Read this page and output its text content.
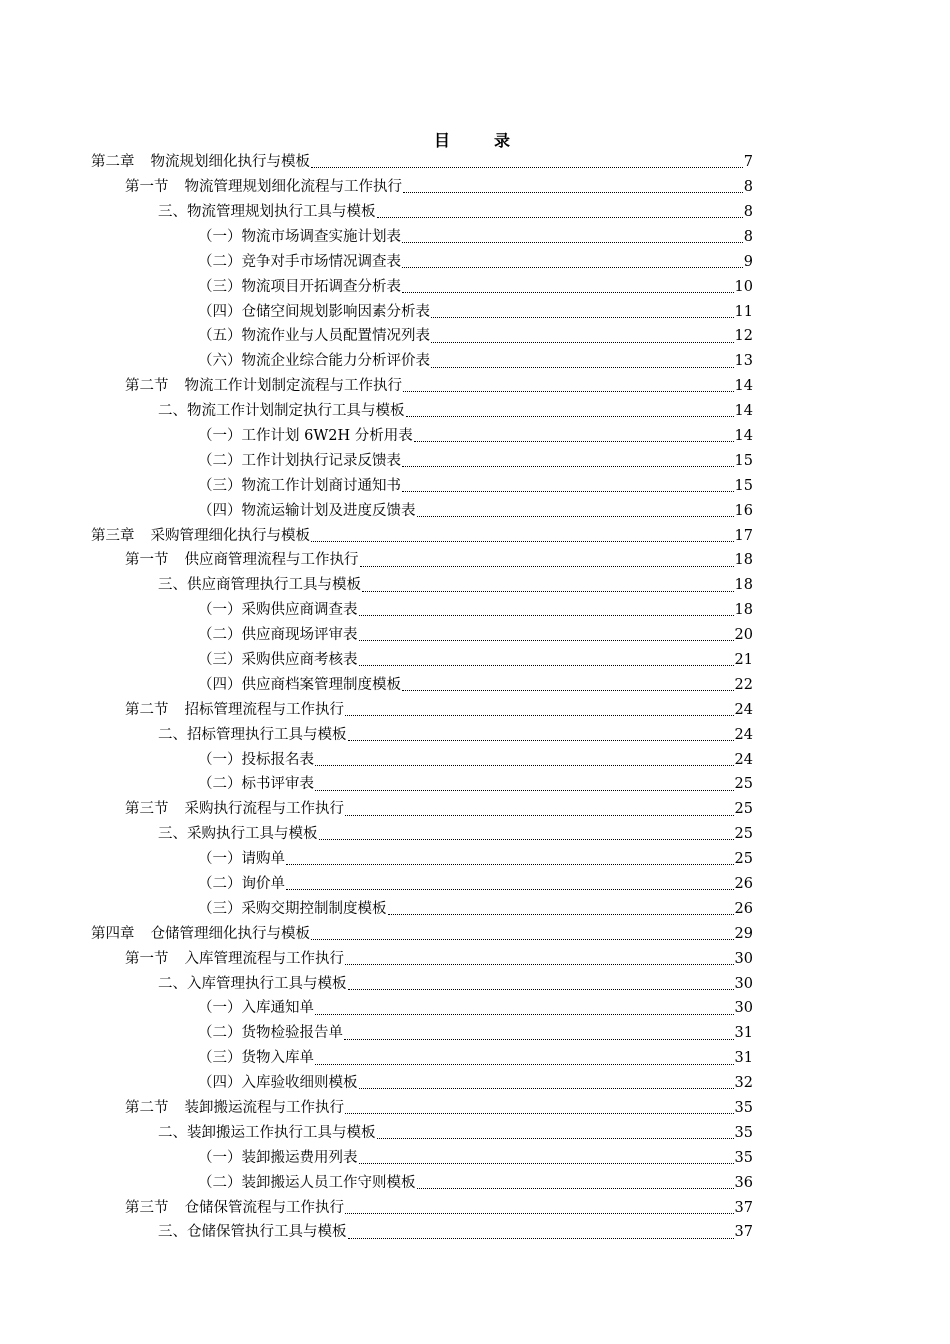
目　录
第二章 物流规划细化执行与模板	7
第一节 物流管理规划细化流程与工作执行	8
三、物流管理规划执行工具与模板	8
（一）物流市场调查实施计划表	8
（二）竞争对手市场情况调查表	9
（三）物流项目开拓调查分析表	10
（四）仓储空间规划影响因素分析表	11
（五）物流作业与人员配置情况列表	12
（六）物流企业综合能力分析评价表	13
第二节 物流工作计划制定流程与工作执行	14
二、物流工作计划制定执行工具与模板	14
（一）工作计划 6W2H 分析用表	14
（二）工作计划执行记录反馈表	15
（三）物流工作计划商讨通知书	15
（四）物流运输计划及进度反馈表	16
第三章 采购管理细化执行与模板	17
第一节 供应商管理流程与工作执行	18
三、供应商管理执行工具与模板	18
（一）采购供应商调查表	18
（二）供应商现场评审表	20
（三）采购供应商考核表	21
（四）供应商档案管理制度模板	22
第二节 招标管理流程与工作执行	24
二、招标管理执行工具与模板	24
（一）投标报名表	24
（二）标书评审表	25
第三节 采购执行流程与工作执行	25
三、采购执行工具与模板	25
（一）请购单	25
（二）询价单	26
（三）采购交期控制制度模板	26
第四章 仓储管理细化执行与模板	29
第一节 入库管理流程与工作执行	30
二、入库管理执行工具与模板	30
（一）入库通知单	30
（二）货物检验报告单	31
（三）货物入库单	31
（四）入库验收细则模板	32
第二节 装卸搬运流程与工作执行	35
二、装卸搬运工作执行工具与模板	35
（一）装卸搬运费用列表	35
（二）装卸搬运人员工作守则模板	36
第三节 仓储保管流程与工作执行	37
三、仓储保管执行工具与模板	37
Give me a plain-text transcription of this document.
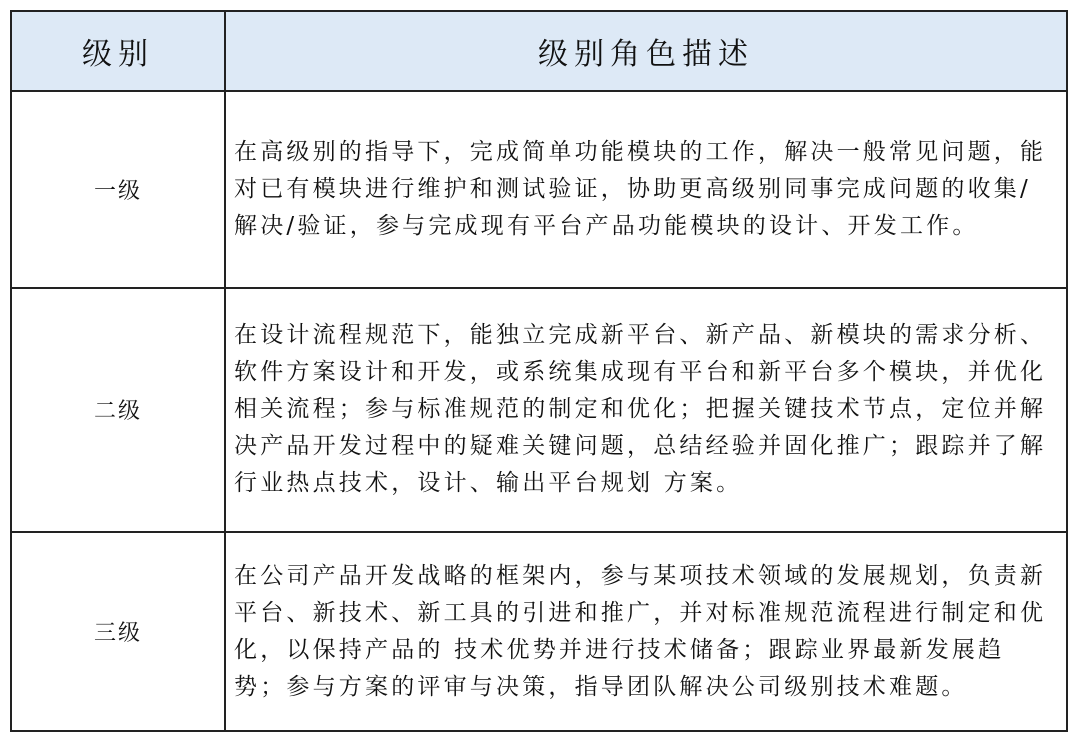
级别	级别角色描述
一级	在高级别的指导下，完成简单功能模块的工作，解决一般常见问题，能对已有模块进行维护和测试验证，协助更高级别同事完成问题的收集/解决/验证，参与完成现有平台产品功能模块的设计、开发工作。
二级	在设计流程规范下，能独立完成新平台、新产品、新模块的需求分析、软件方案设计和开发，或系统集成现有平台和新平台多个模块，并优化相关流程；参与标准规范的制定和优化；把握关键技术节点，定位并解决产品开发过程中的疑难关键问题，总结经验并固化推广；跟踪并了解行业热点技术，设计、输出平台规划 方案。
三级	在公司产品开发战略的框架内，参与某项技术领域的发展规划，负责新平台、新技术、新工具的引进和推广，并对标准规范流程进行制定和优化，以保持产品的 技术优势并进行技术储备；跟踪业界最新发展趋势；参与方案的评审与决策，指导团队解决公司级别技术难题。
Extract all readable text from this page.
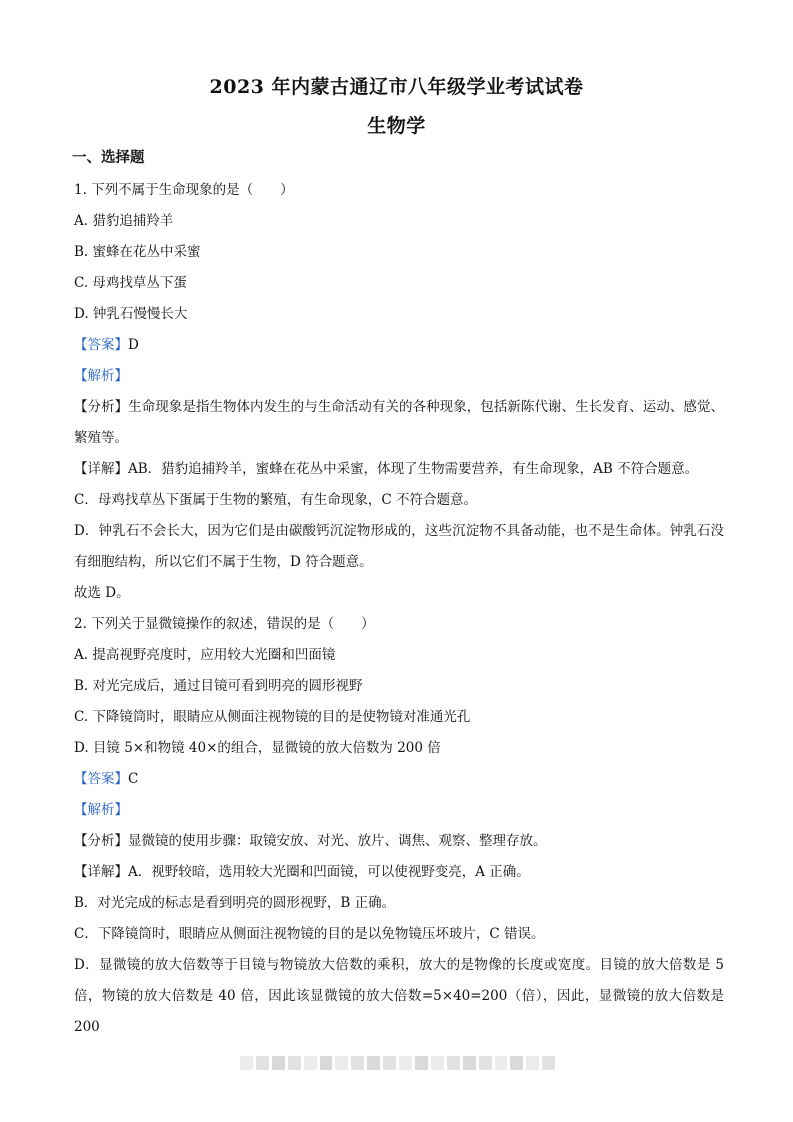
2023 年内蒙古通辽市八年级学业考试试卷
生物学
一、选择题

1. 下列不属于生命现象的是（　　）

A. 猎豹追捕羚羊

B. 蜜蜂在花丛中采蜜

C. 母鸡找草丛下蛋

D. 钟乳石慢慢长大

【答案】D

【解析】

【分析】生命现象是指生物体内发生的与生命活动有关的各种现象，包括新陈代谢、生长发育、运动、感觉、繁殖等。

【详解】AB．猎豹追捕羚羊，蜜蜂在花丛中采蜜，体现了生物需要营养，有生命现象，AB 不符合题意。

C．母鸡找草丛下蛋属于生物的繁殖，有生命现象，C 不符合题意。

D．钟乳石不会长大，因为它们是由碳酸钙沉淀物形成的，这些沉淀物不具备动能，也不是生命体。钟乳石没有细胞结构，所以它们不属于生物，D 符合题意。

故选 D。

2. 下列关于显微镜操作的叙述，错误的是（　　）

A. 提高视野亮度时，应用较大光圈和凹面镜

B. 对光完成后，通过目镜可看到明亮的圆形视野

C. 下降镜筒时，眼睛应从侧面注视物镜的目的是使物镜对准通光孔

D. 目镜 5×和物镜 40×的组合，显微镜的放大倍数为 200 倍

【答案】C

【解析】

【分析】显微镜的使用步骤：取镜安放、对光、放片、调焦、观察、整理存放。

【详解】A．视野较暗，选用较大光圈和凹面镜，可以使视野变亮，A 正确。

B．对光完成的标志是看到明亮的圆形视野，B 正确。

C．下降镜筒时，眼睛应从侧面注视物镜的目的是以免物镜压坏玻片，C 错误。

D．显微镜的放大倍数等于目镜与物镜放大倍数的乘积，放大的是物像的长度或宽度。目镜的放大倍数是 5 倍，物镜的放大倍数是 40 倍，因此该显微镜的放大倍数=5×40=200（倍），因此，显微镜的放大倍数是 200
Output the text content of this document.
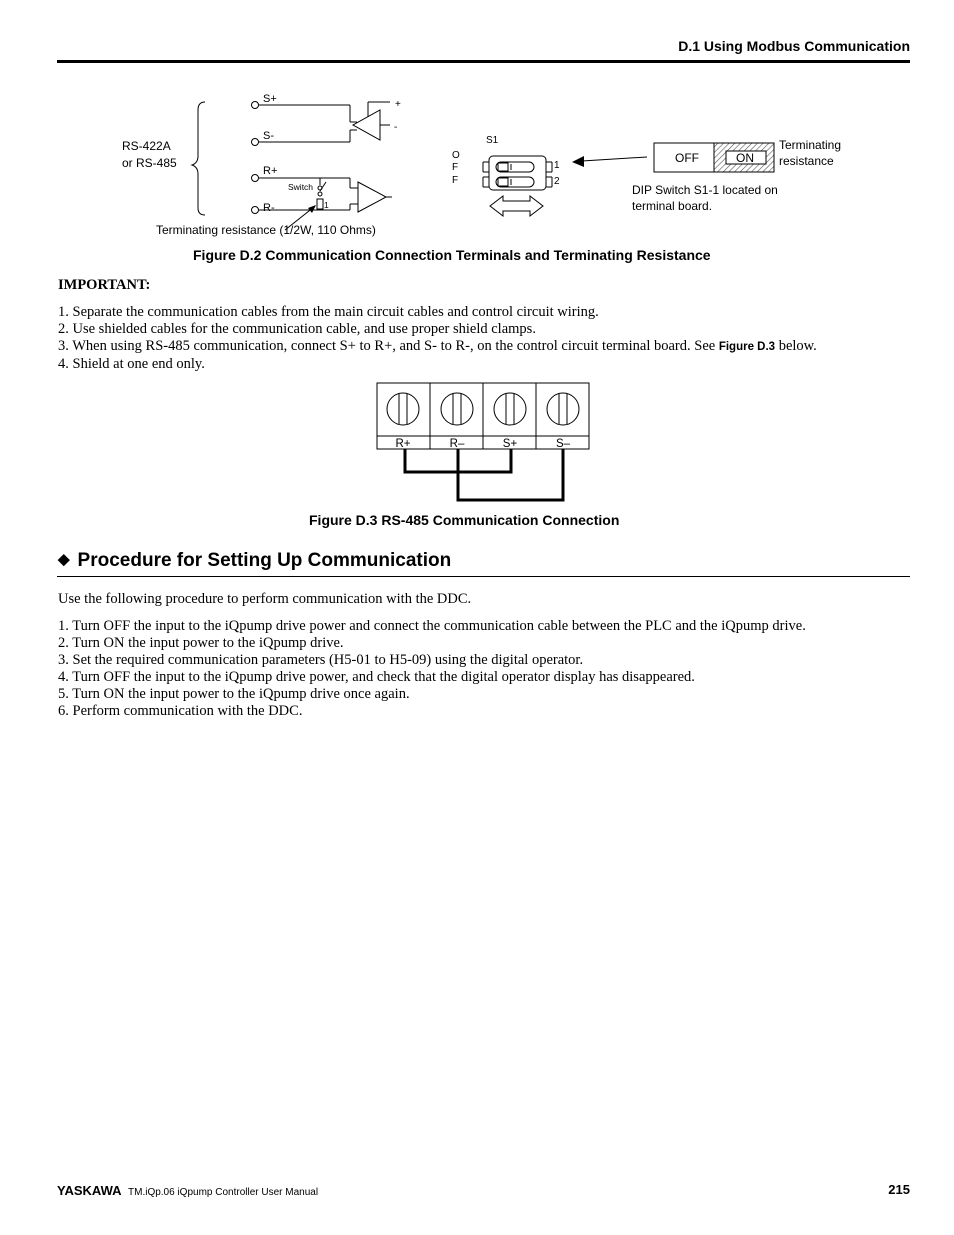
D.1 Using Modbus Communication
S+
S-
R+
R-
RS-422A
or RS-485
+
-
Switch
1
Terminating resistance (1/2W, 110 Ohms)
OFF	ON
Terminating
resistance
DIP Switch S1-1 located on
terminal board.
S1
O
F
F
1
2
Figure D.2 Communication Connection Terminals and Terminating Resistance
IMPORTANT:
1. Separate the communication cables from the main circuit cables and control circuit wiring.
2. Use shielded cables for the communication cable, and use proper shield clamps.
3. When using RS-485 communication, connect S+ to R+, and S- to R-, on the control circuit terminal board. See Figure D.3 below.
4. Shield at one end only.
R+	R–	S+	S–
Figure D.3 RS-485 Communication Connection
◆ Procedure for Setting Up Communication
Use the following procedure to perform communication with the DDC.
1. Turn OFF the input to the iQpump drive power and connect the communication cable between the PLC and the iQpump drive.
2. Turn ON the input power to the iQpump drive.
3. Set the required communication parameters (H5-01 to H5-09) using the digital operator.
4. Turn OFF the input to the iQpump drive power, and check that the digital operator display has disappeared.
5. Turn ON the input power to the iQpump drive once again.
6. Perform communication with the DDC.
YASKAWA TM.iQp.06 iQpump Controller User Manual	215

Stated exercise: Write out all the entries word for word, but skip any images.

Response to this exercise:
Read this page and output its text content.
目　录
第二章 物流规划细化执行与模板	7
第一节 物流管理规划细化流程与工作执行	8
三、物流管理规划执行工具与模板	8
（一）物流市场调查实施计划表	8
（二）竞争对手市场情况调查表	9
（三）物流项目开拓调查分析表	10
（四）仓储空间规划影响因素分析表	11
（五）物流作业与人员配置情况列表	12
（六）物流企业综合能力分析评价表	13
第二节 物流工作计划制定流程与工作执行	14
二、物流工作计划制定执行工具与模板	14
（一）工作计划 6W2H 分析用表	14
（二）工作计划执行记录反馈表	15
（三）物流工作计划商讨通知书	15
（四）物流运输计划及进度反馈表	16
第三章 采购管理细化执行与模板	17
第一节 供应商管理流程与工作执行	18
三、供应商管理执行工具与模板	18
（一）采购供应商调查表	18
（二）供应商现场评审表	20
（三）采购供应商考核表	21
（四）供应商档案管理制度模板	22
第二节 招标管理流程与工作执行	24
二、招标管理执行工具与模板	24
（一）投标报名表	24
（二）标书评审表	25
第三节 采购执行流程与工作执行	25
三、采购执行工具与模板	25
（一）请购单	25
（二）询价单	26
（三）采购交期控制制度模板	26
第四章 仓储管理细化执行与模板	29
第一节 入库管理流程与工作执行	30
二、入库管理执行工具与模板	30
（一）入库通知单	30
（二）货物检验报告单	31
（三）货物入库单	31
（四）入库验收细则模板	32
第二节 装卸搬运流程与工作执行	35
二、装卸搬运工作执行工具与模板	35
（一）装卸搬运费用列表	35
（二）装卸搬运人员工作守则模板	36
第三节 仓储保管流程与工作执行	37
三、仓储保管执行工具与模板	37
Give me a plain-text transcription of this document.
级别	级别角色描述
一级	在高级别的指导下，完成简单功能模块的工作，解决一般常见问题，能对已有模块进行维护和测试验证，协助更高级别同事完成问题的收集/解决/验证，参与完成现有平台产品功能模块的设计、开发工作。
二级	在设计流程规范下，能独立完成新平台、新产品、新模块的需求分析、软件方案设计和开发，或系统集成现有平台和新平台多个模块，并优化相关流程；参与标准规范的制定和优化；把握关键技术节点，定位并解决产品开发过程中的疑难关键问题，总结经验并固化推广；跟踪并了解行业热点技术，设计、输出平台规划 方案。
三级	在公司产品开发战略的框架内，参与某项技术领域的发展规划，负责新平台、新技术、新工具的引进和推广，并对标准规范流程进行制定和优化，以保持产品的 技术优势并进行技术储备；跟踪业界最新发展趋势；参与方案的评审与决策，指导团队解决公司级别技术难题。
Extract all readable text from this page.
2023 年内蒙古通辽市八年级学业考试试卷
生物学
一、选择题

1. 下列不属于生命现象的是（　　）

A. 猎豹追捕羚羊

B. 蜜蜂在花丛中采蜜

C. 母鸡找草丛下蛋

D. 钟乳石慢慢长大

【答案】D

【解析】

【分析】生命现象是指生物体内发生的与生命活动有关的各种现象，包括新陈代谢、生长发育、运动、感觉、繁殖等。

【详解】AB．猎豹追捕羚羊，蜜蜂在花丛中采蜜，体现了生物需要营养，有生命现象，AB 不符合题意。

C．母鸡找草丛下蛋属于生物的繁殖，有生命现象，C 不符合题意。

D．钟乳石不会长大，因为它们是由碳酸钙沉淀物形成的，这些沉淀物不具备动能，也不是生命体。钟乳石没有细胞结构，所以它们不属于生物，D 符合题意。

故选 D。

2. 下列关于显微镜操作的叙述，错误的是（　　）

A. 提高视野亮度时，应用较大光圈和凹面镜

B. 对光完成后，通过目镜可看到明亮的圆形视野

C. 下降镜筒时，眼睛应从侧面注视物镜的目的是使物镜对准通光孔

D. 目镜 5×和物镜 40×的组合，显微镜的放大倍数为 200 倍

【答案】C

【解析】

【分析】显微镜的使用步骤：取镜安放、对光、放片、调焦、观察、整理存放。

【详解】A．视野较暗，选用较大光圈和凹面镜，可以使视野变亮，A 正确。

B．对光完成的标志是看到明亮的圆形视野，B 正确。

C．下降镜筒时，眼睛应从侧面注视物镜的目的是以免物镜压坏玻片，C 错误。

D．显微镜的放大倍数等于目镜与物镜放大倍数的乘积，放大的是物像的长度或宽度。目镜的放大倍数是 5 倍，物镜的放大倍数是 40 倍，因此该显微镜的放大倍数=5×40=200（倍），因此，显微镜的放大倍数是 200
Output the text content of this document.
D.1 Using Modbus Communication
S+
S-
R+
R-
RS-422A
or RS-485
+
-
Switch
1
Terminating resistance (1/2W, 110 Ohms)
OFF	ON
Terminating
resistance
DIP Switch S1-1 located on
terminal board.
S1
O
F
F
1
2
Figure D.2 Communication Connection Terminals and Terminating Resistance
IMPORTANT:
1. Separate the communication cables from the main circuit cables and control circuit wiring.
2. Use shielded cables for the communication cable, and use proper shield clamps.
3. When using RS-485 communication, connect S+ to R+, and S- to R-, on the control circuit terminal board. See Figure D.3 below.
4. Shield at one end only.
R+	R–	S+	S–
Figure D.3 RS-485 Communication Connection
◆ Procedure for Setting Up Communication
Use the following procedure to perform communication with the DDC.
1. Turn OFF the input to the iQpump drive power and connect the communication cable between the PLC and the iQpump drive.
2. Turn ON the input power to the iQpump drive.
3. Set the required communication parameters (H5-01 to H5-09) using the digital operator.
4. Turn OFF the input to the iQpump drive power, and check that the digital operator display has disappeared.
5. Turn ON the input power to the iQpump drive once again.
6. Perform communication with the DDC.
YASKAWA TM.iQp.06 iQpump Controller User Manual	215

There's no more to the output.